*Exercise goal*:
Gather up all lines that carry the word "fluorescence".

*Available data*:
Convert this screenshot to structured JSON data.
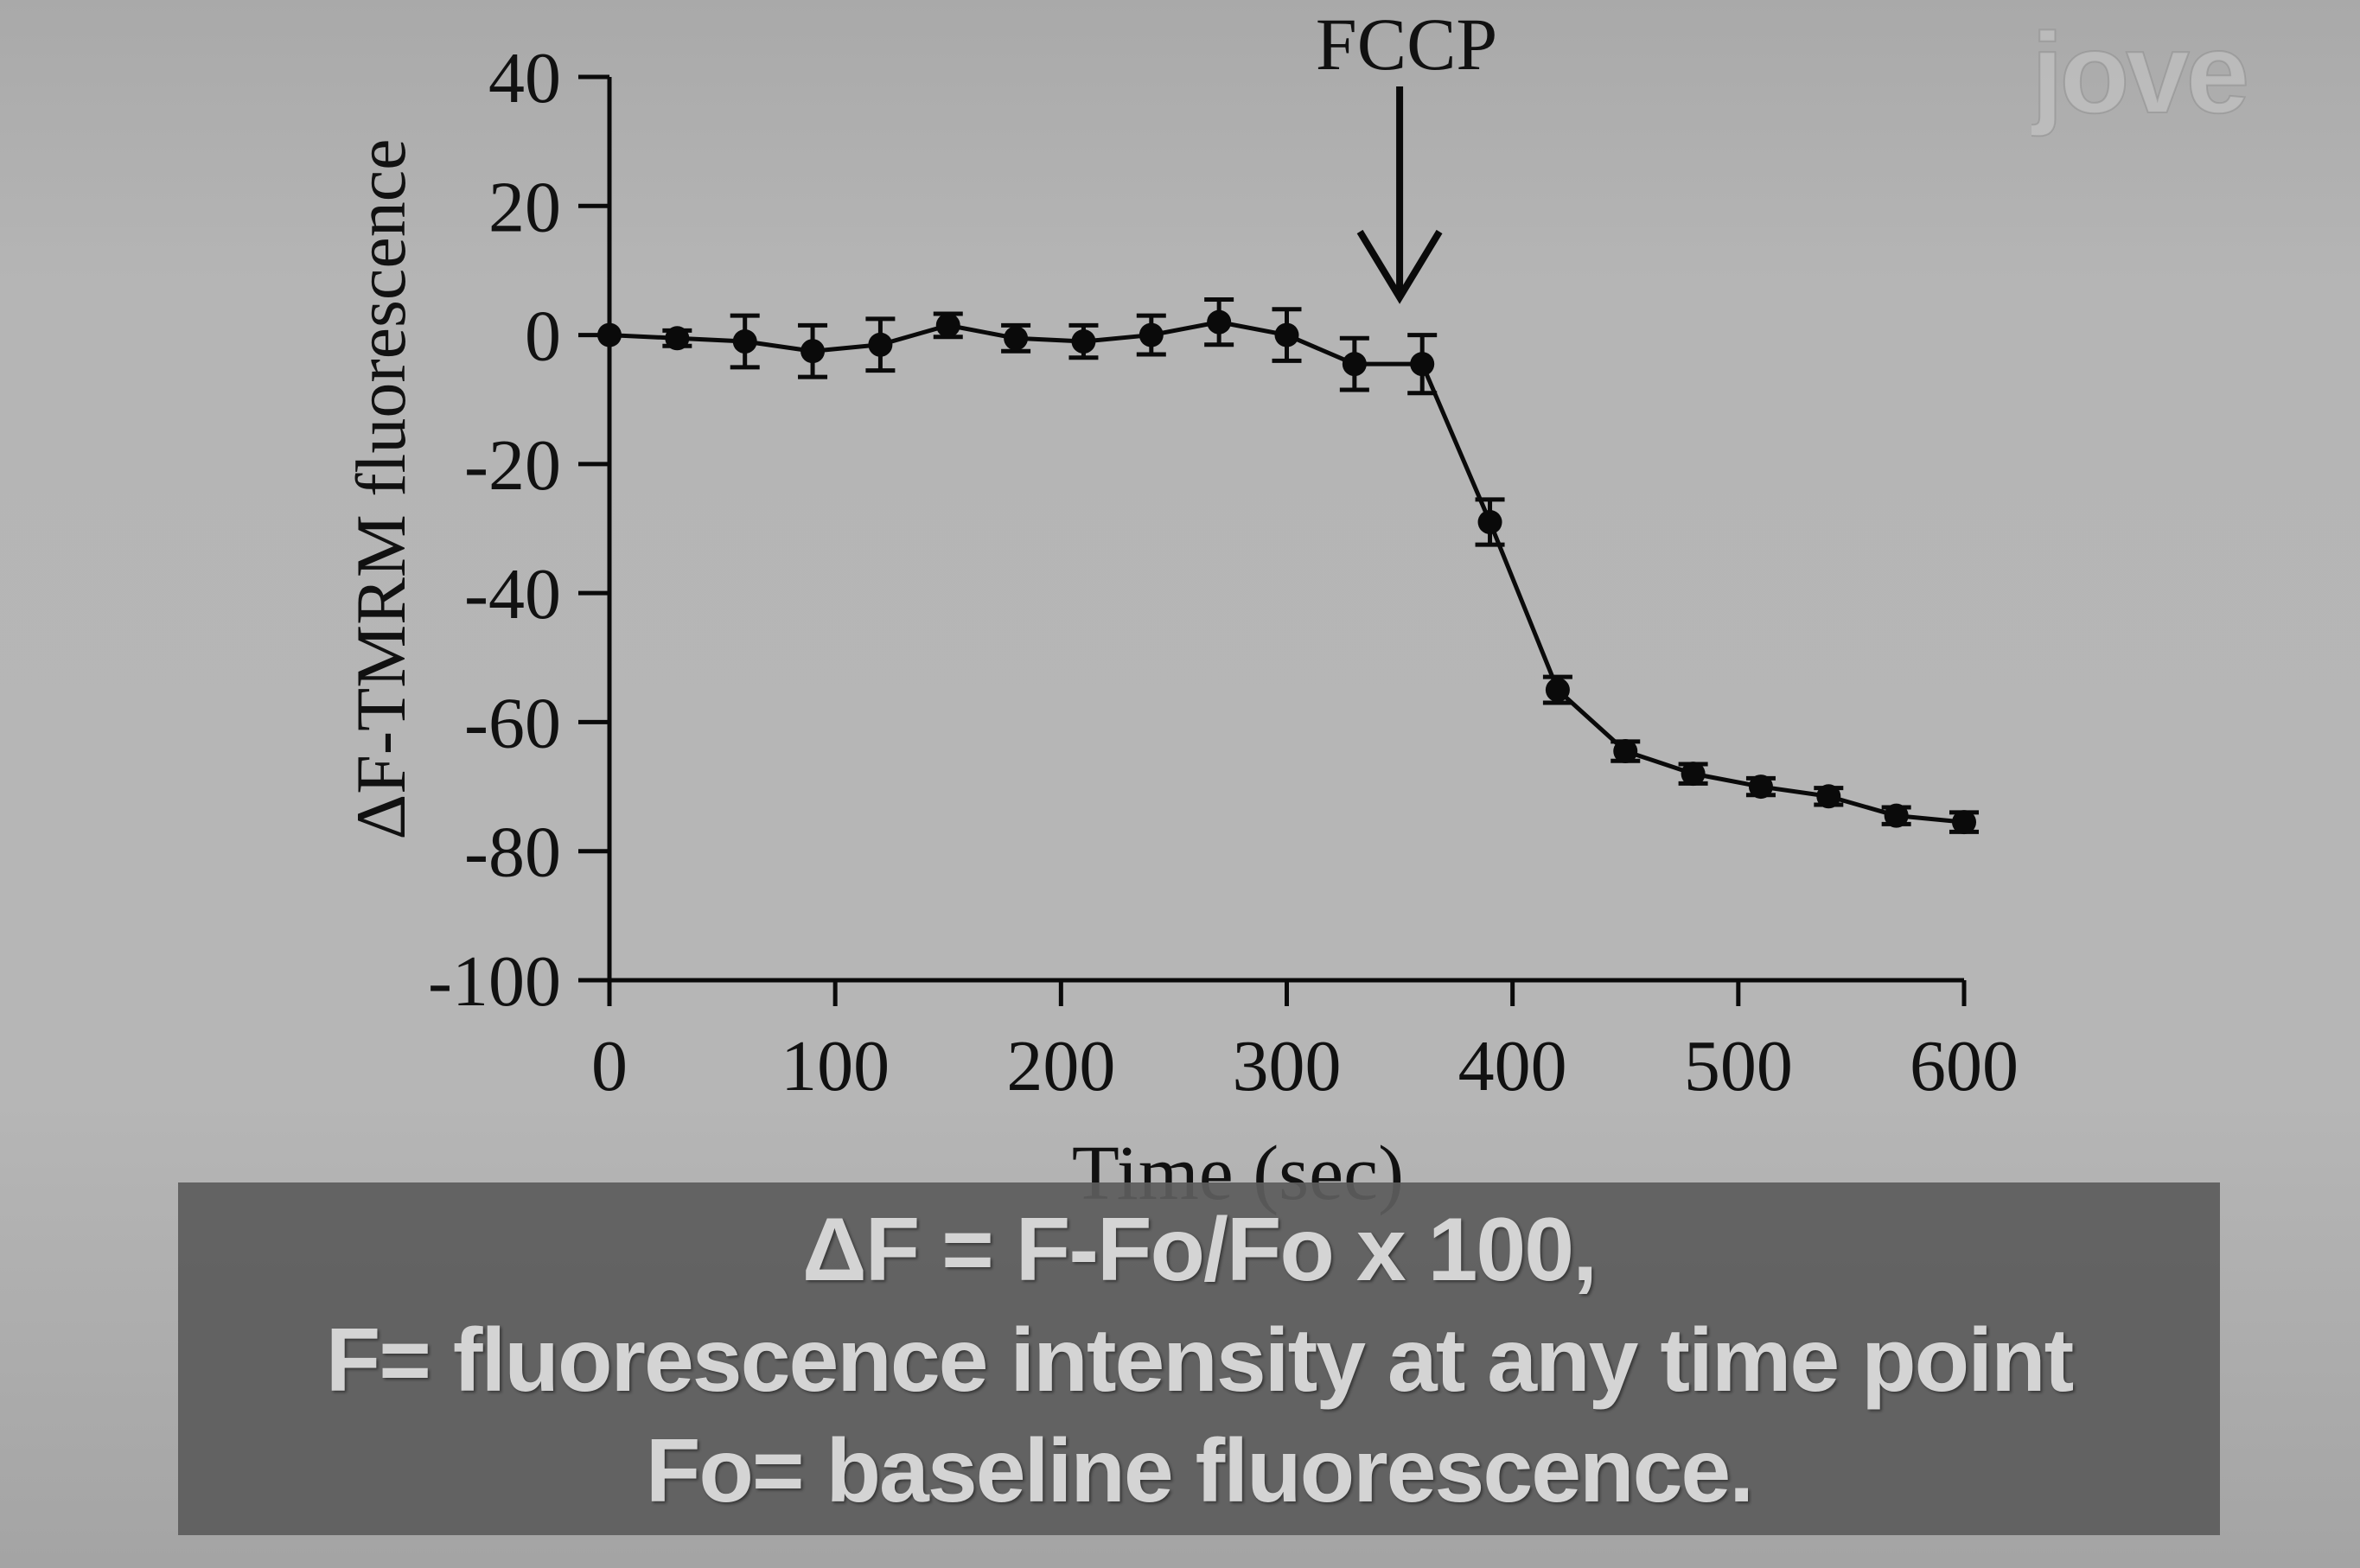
{
  "chart_data": {
    "type": "line",
    "xlabel": "Time (sec)",
    "ylabel": "ΔF-TMRM fluorescence",
    "xlim": [
      0,
      600
    ],
    "ylim": [
      -100,
      40
    ],
    "x_ticks": [
      0,
      100,
      200,
      300,
      400,
      500,
      600
    ],
    "y_ticks": [
      40,
      20,
      0,
      -20,
      -40,
      -60,
      -80,
      -100
    ],
    "x_tick_labels": [
      "0",
      "100",
      "200",
      "300",
      "400",
      "500",
      "600"
    ],
    "y_tick_labels": [
      "40",
      "20",
      "0",
      "-20",
      "-40",
      "-60",
      "-80",
      "-100"
    ],
    "grid": false,
    "legend": "none",
    "series": [
      {
        "x": [
          0,
          30,
          60,
          90,
          120,
          150,
          180,
          210,
          240,
          270,
          300,
          330,
          360,
          390,
          420,
          450,
          480,
          510,
          540,
          570,
          600
        ],
        "y": [
          0,
          -0.5,
          -1,
          -2.5,
          -1.5,
          1.5,
          -0.5,
          -1,
          0,
          2,
          0,
          -4.5,
          -4.5,
          -29,
          -55,
          -64.5,
          -68,
          -70,
          -71.5,
          -74.5,
          -75.5
        ],
        "error": [
          0,
          1.2,
          4,
          4,
          4,
          1.8,
          2,
          2.5,
          3,
          3.5,
          4,
          4,
          4.5,
          3.5,
          2,
          1.5,
          1.5,
          1.3,
          1.3,
          1.3,
          1.5
        ],
        "color": "#0a0a0a"
      }
    ],
    "annotations": [
      {
        "text": "FCCP",
        "x": 350,
        "type": "down-arrow"
      }
    ]
  },
  "caption": {
    "line1": "ΔF = F-Fo/Fo x 100,",
    "line2": "F= fluorescence intensity at any time point",
    "line3": "Fo= baseline fluorescence."
  },
  "watermark": {
    "text": "jove"
  }
}
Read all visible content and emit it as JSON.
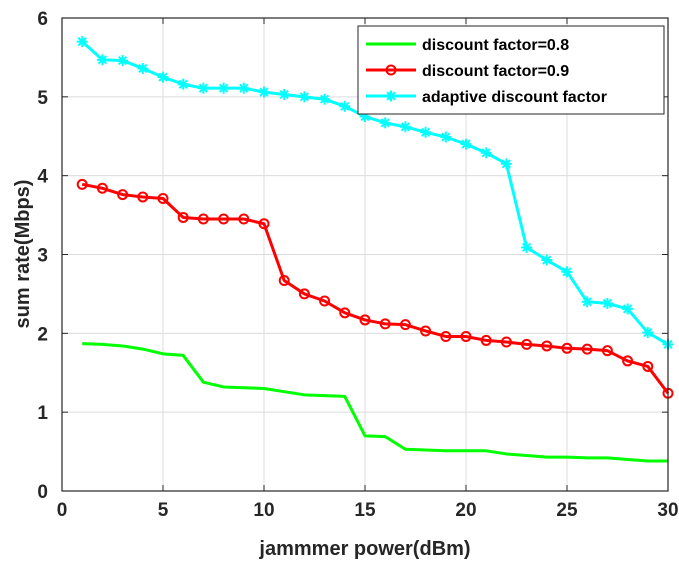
{
  "chart_data": {
    "type": "line",
    "xlabel": "jammmer power(dBm)",
    "ylabel": "sum rate(Mbps)",
    "xlim": [
      0,
      30
    ],
    "ylim": [
      0,
      6
    ],
    "xticks": [
      0,
      5,
      10,
      15,
      20,
      25,
      30
    ],
    "yticks": [
      0,
      1,
      2,
      3,
      4,
      5,
      6
    ],
    "grid": true,
    "legend_position": "top-right",
    "series": [
      {
        "name": "discount factor=0.8",
        "color": "#00ff00",
        "marker": "none",
        "x": [
          1,
          2,
          3,
          4,
          5,
          6,
          7,
          8,
          9,
          10,
          11,
          12,
          13,
          14,
          15,
          16,
          17,
          18,
          19,
          20,
          21,
          22,
          23,
          24,
          25,
          26,
          27,
          28,
          29,
          30
        ],
        "y": [
          1.87,
          1.86,
          1.84,
          1.8,
          1.74,
          1.72,
          1.38,
          1.32,
          1.31,
          1.3,
          1.26,
          1.22,
          1.21,
          1.2,
          0.7,
          0.69,
          0.53,
          0.52,
          0.51,
          0.51,
          0.51,
          0.47,
          0.45,
          0.43,
          0.43,
          0.42,
          0.42,
          0.4,
          0.38,
          0.38
        ]
      },
      {
        "name": "discount factor=0.9",
        "color": "#ff0000",
        "marker": "circle",
        "x": [
          1,
          2,
          3,
          4,
          5,
          6,
          7,
          8,
          9,
          10,
          11,
          12,
          13,
          14,
          15,
          16,
          17,
          18,
          19,
          20,
          21,
          22,
          23,
          24,
          25,
          26,
          27,
          28,
          29,
          30
        ],
        "y": [
          3.89,
          3.84,
          3.76,
          3.73,
          3.71,
          3.47,
          3.45,
          3.45,
          3.45,
          3.39,
          2.67,
          2.5,
          2.41,
          2.26,
          2.17,
          2.12,
          2.11,
          2.03,
          1.96,
          1.96,
          1.91,
          1.89,
          1.86,
          1.84,
          1.81,
          1.8,
          1.78,
          1.65,
          1.58,
          1.24
        ]
      },
      {
        "name": "adaptive discount factor",
        "color": "#00ffff",
        "marker": "asterisk",
        "x": [
          1,
          2,
          3,
          4,
          5,
          6,
          7,
          8,
          9,
          10,
          11,
          12,
          13,
          14,
          15,
          16,
          17,
          18,
          19,
          20,
          21,
          22,
          23,
          24,
          25,
          26,
          27,
          28,
          29,
          30
        ],
        "y": [
          5.7,
          5.47,
          5.46,
          5.36,
          5.25,
          5.16,
          5.11,
          5.11,
          5.11,
          5.06,
          5.03,
          5.0,
          4.97,
          4.88,
          4.75,
          4.67,
          4.62,
          4.55,
          4.49,
          4.4,
          4.29,
          4.15,
          3.09,
          2.93,
          2.78,
          2.4,
          2.38,
          2.31,
          2.01,
          1.86
        ]
      }
    ]
  }
}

*Written reply*:
    "ylabel": "ΔF-TMRM fluorescence",
    "line2": "F= fluorescence intensity at any time point",
    "line3": "Fo= baseline fluorescence."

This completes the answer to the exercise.